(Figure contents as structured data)

# # # #

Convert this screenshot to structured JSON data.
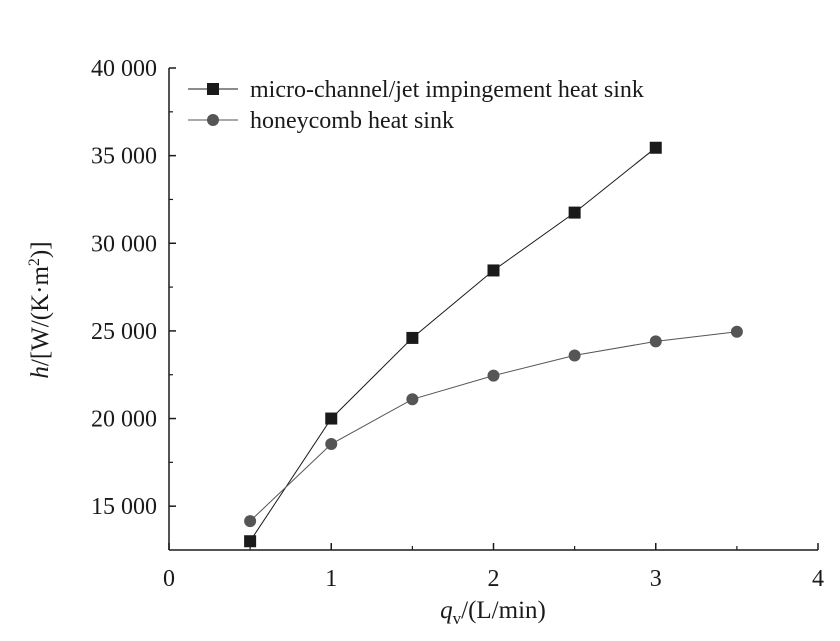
{
  "chart_data": {
    "type": "line",
    "title": "",
    "xlabel": {
      "main": "q",
      "sub": "v",
      "rest": "/(L/min)"
    },
    "ylabel": {
      "main": "h",
      "pre": "/[W/(K·m",
      "sup": "2",
      "post": ")]"
    },
    "xlim": [
      0,
      4
    ],
    "ylim": [
      12500,
      40000
    ],
    "x_ticks": [
      0,
      1,
      2,
      3,
      4
    ],
    "x_tick_labels": [
      "0",
      "1",
      "2",
      "3",
      "4"
    ],
    "y_ticks": [
      15000,
      20000,
      25000,
      30000,
      35000,
      40000
    ],
    "y_tick_labels": [
      "15 000",
      "20 000",
      "25 000",
      "30 000",
      "35 000",
      "40 000"
    ],
    "grid": false,
    "legend_position": "top-left",
    "series": [
      {
        "name": "micro-channel/jet impingement heat sink",
        "marker": "square",
        "color": "#1a1a1a",
        "x": [
          0.5,
          1.0,
          1.5,
          2.0,
          2.5,
          3.0
        ],
        "y": [
          13000,
          20000,
          24600,
          28450,
          31750,
          35450
        ]
      },
      {
        "name": "honeycomb heat sink",
        "marker": "circle",
        "color": "#555555",
        "x": [
          0.5,
          1.0,
          1.5,
          2.0,
          2.5,
          3.0,
          3.5
        ],
        "y": [
          14150,
          18550,
          21100,
          22450,
          23600,
          24400,
          24950
        ]
      }
    ]
  }
}
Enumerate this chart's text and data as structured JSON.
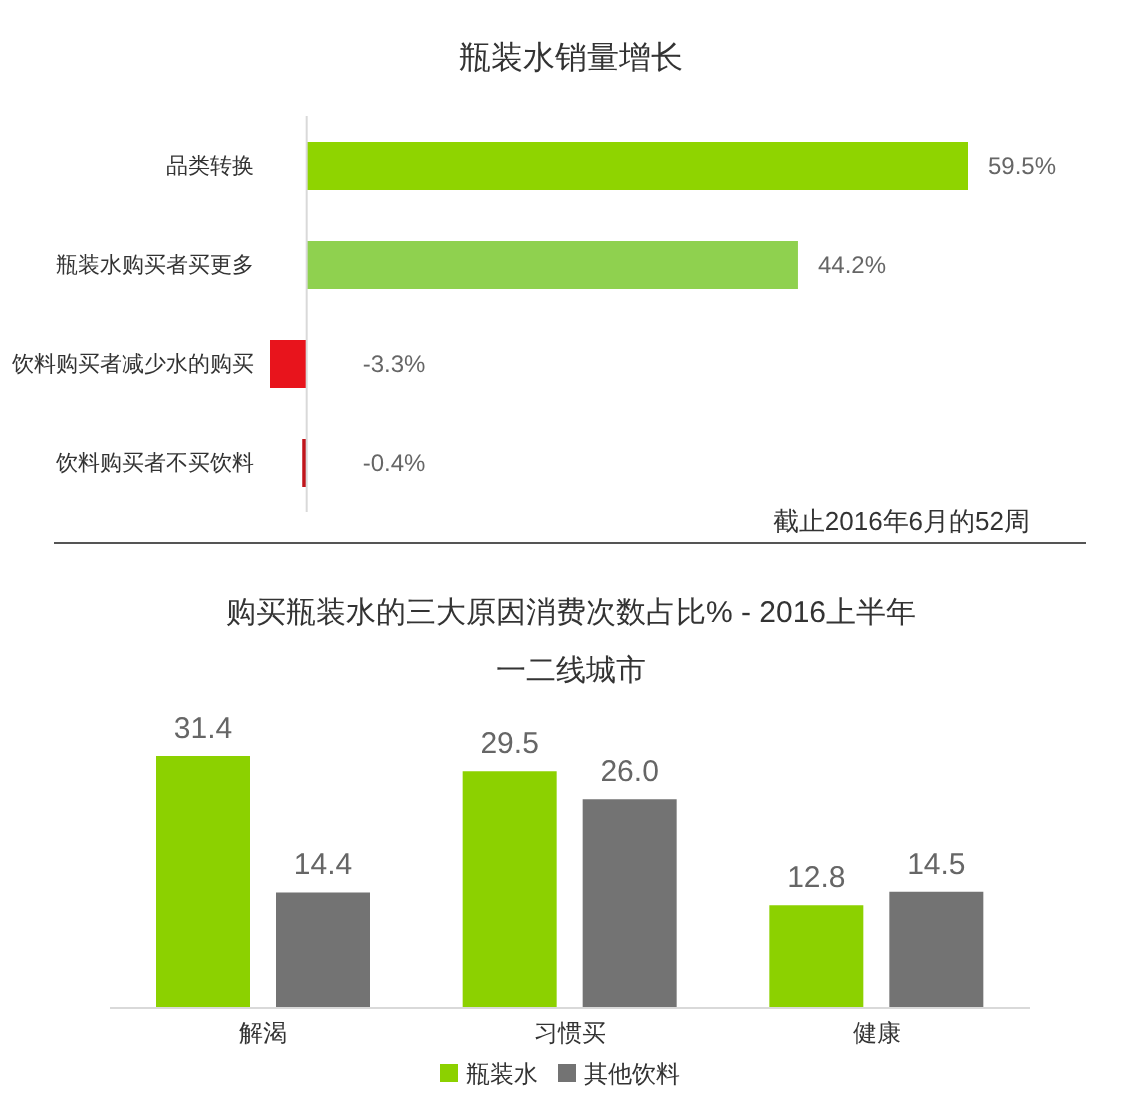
{
  "chart_data": [
    {
      "type": "bar",
      "orientation": "horizontal",
      "title": "瓶装水销量增长",
      "categories": [
        "品类转换",
        "瓶装水购买者买更多",
        "饮料购买者减少水的购买",
        "饮料购买者不买饮料"
      ],
      "values": [
        59.5,
        44.2,
        -3.3,
        -0.4
      ],
      "colors": [
        "#8fd400",
        "#8fd14f",
        "#e8141c",
        "#c0151b"
      ],
      "value_labels": [
        "59.5%",
        "44.2%",
        "-3.3%",
        "-0.4%"
      ],
      "tick_labels": "y",
      "annotations": [
        "截止2016年6月的52周"
      ]
    },
    {
      "type": "bar",
      "title": "购买瓶装水的三大原因消费次数占比% - 2016上半年",
      "subtitle": "一二线城市",
      "categories": [
        "解渴",
        "习惯买",
        "健康"
      ],
      "series": [
        {
          "name": "瓶装水",
          "color": "#8cd100",
          "values": [
            31.4,
            29.5,
            12.8
          ],
          "value_labels": [
            "31.4",
            "29.5",
            "12.8"
          ]
        },
        {
          "name": "其他饮料",
          "color": "#737373",
          "values": [
            14.4,
            26.0,
            14.5
          ],
          "value_labels": [
            "14.4",
            "26.0",
            "14.5"
          ]
        }
      ],
      "tick_labels": "x",
      "legend": "bottom"
    }
  ]
}
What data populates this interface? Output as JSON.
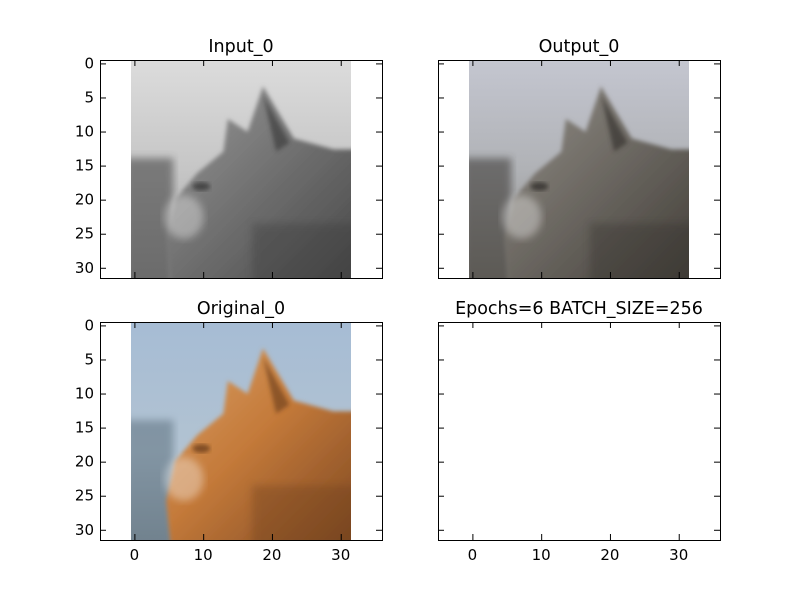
{
  "chart_data": [
    {
      "type": "image",
      "title": "Input_0",
      "image_description": "grayscale cat head profile",
      "image_size": [
        32,
        32
      ],
      "xlim": [
        -5,
        36
      ],
      "ylim": [
        31.5,
        -0.5
      ],
      "yticks": [
        0,
        5,
        10,
        15,
        20,
        25,
        30
      ],
      "xticks": [],
      "colors": {
        "background": "#c8c8c8",
        "subject": "#6e6e6e",
        "shadow": "#3a3a3a"
      }
    },
    {
      "type": "image",
      "title": "Output_0",
      "image_description": "greyish reconstructed cat head profile",
      "image_size": [
        32,
        32
      ],
      "xlim": [
        -5,
        36
      ],
      "ylim": [
        31.5,
        -0.5
      ],
      "yticks": [],
      "xticks": [],
      "colors": {
        "background": "#b7b9c2",
        "subject": "#6d6a66",
        "shadow": "#35332f"
      }
    },
    {
      "type": "image",
      "title": "Original_0",
      "image_description": "orange tabby cat head profile on pale blue background",
      "image_size": [
        32,
        32
      ],
      "xlim": [
        -5,
        36
      ],
      "ylim": [
        31.5,
        -0.5
      ],
      "yticks": [
        0,
        5,
        10,
        15,
        20,
        25,
        30
      ],
      "xticks": [
        0,
        10,
        20,
        30
      ],
      "colors": {
        "background": "#a9bed3",
        "subject": "#c47a3a",
        "shadow": "#6e3f1a",
        "left_blur": "#5c6f7e"
      }
    },
    {
      "type": "empty",
      "title": "Epochs=6 BATCH_SIZE=256",
      "xlim": [
        -5,
        36
      ],
      "ylim": [
        31.5,
        -0.5
      ],
      "yticks": [],
      "xticks": [
        0,
        10,
        20,
        30
      ]
    }
  ]
}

# # # #

EXERCISE REQUIREMENTS
Reproduce all of the entries word for word, skipping any pictures they hold.

THE RESPONSE
Convert this screenshot to structured JSON data.
{
  "chart_data": {
    "type": "line",
    "title": "",
    "xlabel": {
      "main": "q",
      "sub": "v",
      "rest": "/(L/min)"
    },
    "ylabel": {
      "main": "h",
      "pre": "/[W/(K·m",
      "sup": "2",
      "post": ")]"
    },
    "xlim": [
      0,
      4
    ],
    "ylim": [
      12500,
      40000
    ],
    "x_ticks": [
      0,
      1,
      2,
      3,
      4
    ],
    "x_tick_labels": [
      "0",
      "1",
      "2",
      "3",
      "4"
    ],
    "y_ticks": [
      15000,
      20000,
      25000,
      30000,
      35000,
      40000
    ],
    "y_tick_labels": [
      "15 000",
      "20 000",
      "25 000",
      "30 000",
      "35 000",
      "40 000"
    ],
    "grid": false,
    "legend_position": "top-left",
    "series": [
      {
        "name": "micro-channel/jet impingement heat sink",
        "marker": "square",
        "color": "#1a1a1a",
        "x": [
          0.5,
          1.0,
          1.5,
          2.0,
          2.5,
          3.0
        ],
        "y": [
          13000,
          20000,
          24600,
          28450,
          31750,
          35450
        ]
      },
      {
        "name": "honeycomb heat sink",
        "marker": "circle",
        "color": "#555555",
        "x": [
          0.5,
          1.0,
          1.5,
          2.0,
          2.5,
          3.0,
          3.5
        ],
        "y": [
          14150,
          18550,
          21100,
          22450,
          23600,
          24400,
          24950
        ]
      }
    ]
  }
}
Enumerate this chart's text and data as structured JSON.
{
  "chart_data": [
    {
      "type": "bar",
      "orientation": "horizontal",
      "title": "瓶装水销量增长",
      "categories": [
        "品类转换",
        "瓶装水购买者买更多",
        "饮料购买者减少水的购买",
        "饮料购买者不买饮料"
      ],
      "values": [
        59.5,
        44.2,
        -3.3,
        -0.4
      ],
      "colors": [
        "#8fd400",
        "#8fd14f",
        "#e8141c",
        "#c0151b"
      ],
      "value_labels": [
        "59.5%",
        "44.2%",
        "-3.3%",
        "-0.4%"
      ],
      "tick_labels": "y",
      "annotations": [
        "截止2016年6月的52周"
      ]
    },
    {
      "type": "bar",
      "title": "购买瓶装水的三大原因消费次数占比% - 2016上半年",
      "subtitle": "一二线城市",
      "categories": [
        "解渴",
        "习惯买",
        "健康"
      ],
      "series": [
        {
          "name": "瓶装水",
          "color": "#8cd100",
          "values": [
            31.4,
            29.5,
            12.8
          ],
          "value_labels": [
            "31.4",
            "29.5",
            "12.8"
          ]
        },
        {
          "name": "其他饮料",
          "color": "#737373",
          "values": [
            14.4,
            26.0,
            14.5
          ],
          "value_labels": [
            "14.4",
            "26.0",
            "14.5"
          ]
        }
      ],
      "tick_labels": "x",
      "legend": "bottom"
    }
  ]
}
What data populates this interface? Output as JSON.
{
  "chart_data": [
    {
      "type": "image",
      "title": "Input_0",
      "image_description": "grayscale cat head profile",
      "image_size": [
        32,
        32
      ],
      "xlim": [
        -5,
        36
      ],
      "ylim": [
        31.5,
        -0.5
      ],
      "yticks": [
        0,
        5,
        10,
        15,
        20,
        25,
        30
      ],
      "xticks": [],
      "colors": {
        "background": "#c8c8c8",
        "subject": "#6e6e6e",
        "shadow": "#3a3a3a"
      }
    },
    {
      "type": "image",
      "title": "Output_0",
      "image_description": "greyish reconstructed cat head profile",
      "image_size": [
        32,
        32
      ],
      "xlim": [
        -5,
        36
      ],
      "ylim": [
        31.5,
        -0.5
      ],
      "yticks": [],
      "xticks": [],
      "colors": {
        "background": "#b7b9c2",
        "subject": "#6d6a66",
        "shadow": "#35332f"
      }
    },
    {
      "type": "image",
      "title": "Original_0",
      "image_description": "orange tabby cat head profile on pale blue background",
      "image_size": [
        32,
        32
      ],
      "xlim": [
        -5,
        36
      ],
      "ylim": [
        31.5,
        -0.5
      ],
      "yticks": [
        0,
        5,
        10,
        15,
        20,
        25,
        30
      ],
      "xticks": [
        0,
        10,
        20,
        30
      ],
      "colors": {
        "background": "#a9bed3",
        "subject": "#c47a3a",
        "shadow": "#6e3f1a",
        "left_blur": "#5c6f7e"
      }
    },
    {
      "type": "empty",
      "title": "Epochs=6 BATCH_SIZE=256",
      "xlim": [
        -5,
        36
      ],
      "ylim": [
        31.5,
        -0.5
      ],
      "yticks": [],
      "xticks": [
        0,
        10,
        20,
        30
      ]
    }
  ]
}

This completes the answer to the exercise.